◆ WHAT IS ASKED
In the material below, find every line with "dveří" and pull it out.

◆ THE RECORDS

-=-=-=-=-

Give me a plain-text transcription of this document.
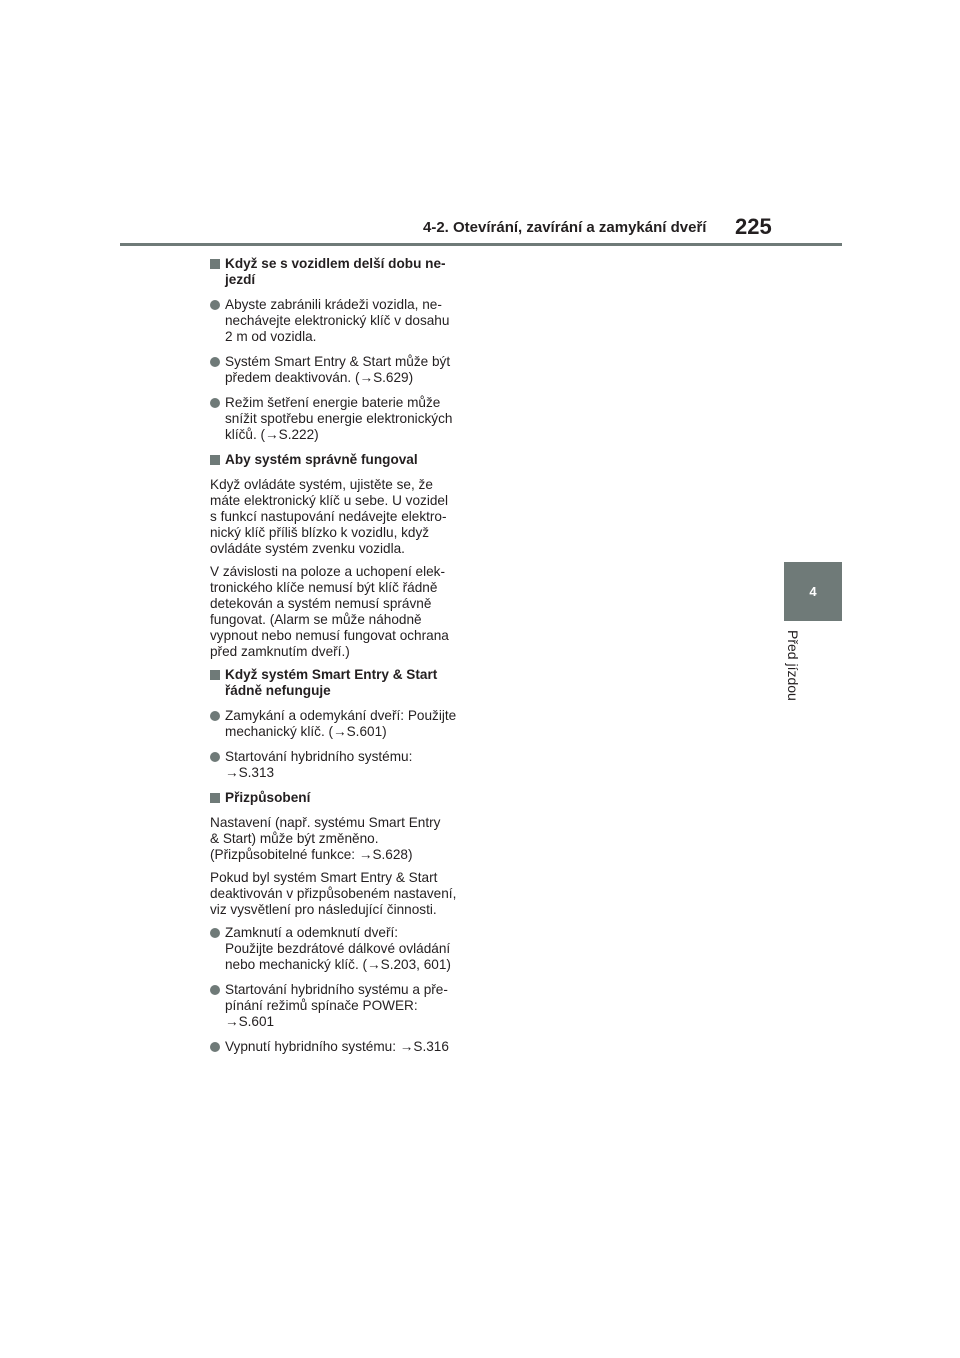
4-2. Otevírání, zavírání a zamykání dveří 225
4
Před jízdou
Když se s vozidlem delší dobu ne-
jezdí
Abyste zabránili krádeži vozidla, ne-
nechávejte elektronický klíč v dosahu
2 m od vozidla.
Systém Smart Entry & Start může být
předem deaktivován. (→S.629)
Režim šetření energie baterie může
snížit spotřebu energie elektronických
klíčů. (→S.222)
Aby systém správně fungoval
Když ovládáte systém, ujistěte se, že
máte elektronický klíč u sebe. U vozidel
s funkcí nastupování nedávejte elektro-
nický klíč příliš blízko k vozidlu, když
ovládáte systém zvenku vozidla.
V závislosti na poloze a uchopení elek-
tronického klíče nemusí být klíč řádně
detekován a systém nemusí správně
fungovat. (Alarm se může náhodně
vypnout nebo nemusí fungovat ochrana
před zamknutím dveří.)
Když systém Smart Entry & Start
řádně nefunguje
Zamykání a odemykání dveří: Použijte
mechanický klíč. (→S.601)
Startování hybridního systému:
→S.313
Přizpůsobení
Nastavení (např. systému Smart Entry
& Start) může být změněno.
(Přizpůsobitelné funkce: →S.628)
Pokud byl systém Smart Entry & Start
deaktivován v přizpůsobeném nastavení,
viz vysvětlení pro následující činnosti.
Zamknutí a odemknutí dveří:
Použijte bezdrátové dálkové ovládání
nebo mechanický klíč. (→S.203, 601)
Startování hybridního systému a pře-
pínání režimů spínače POWER:
→S.601
Vypnutí hybridního systému: →S.316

-=-=-=-=-

◆ WRITTEN RESPONSE
4-2. Otevírání, zavírání a zamykání dveří 225
před zamknutím dveří.)
Zamykání a odemykání dveří: Použijte
Zamknutí a odemknutí dveří:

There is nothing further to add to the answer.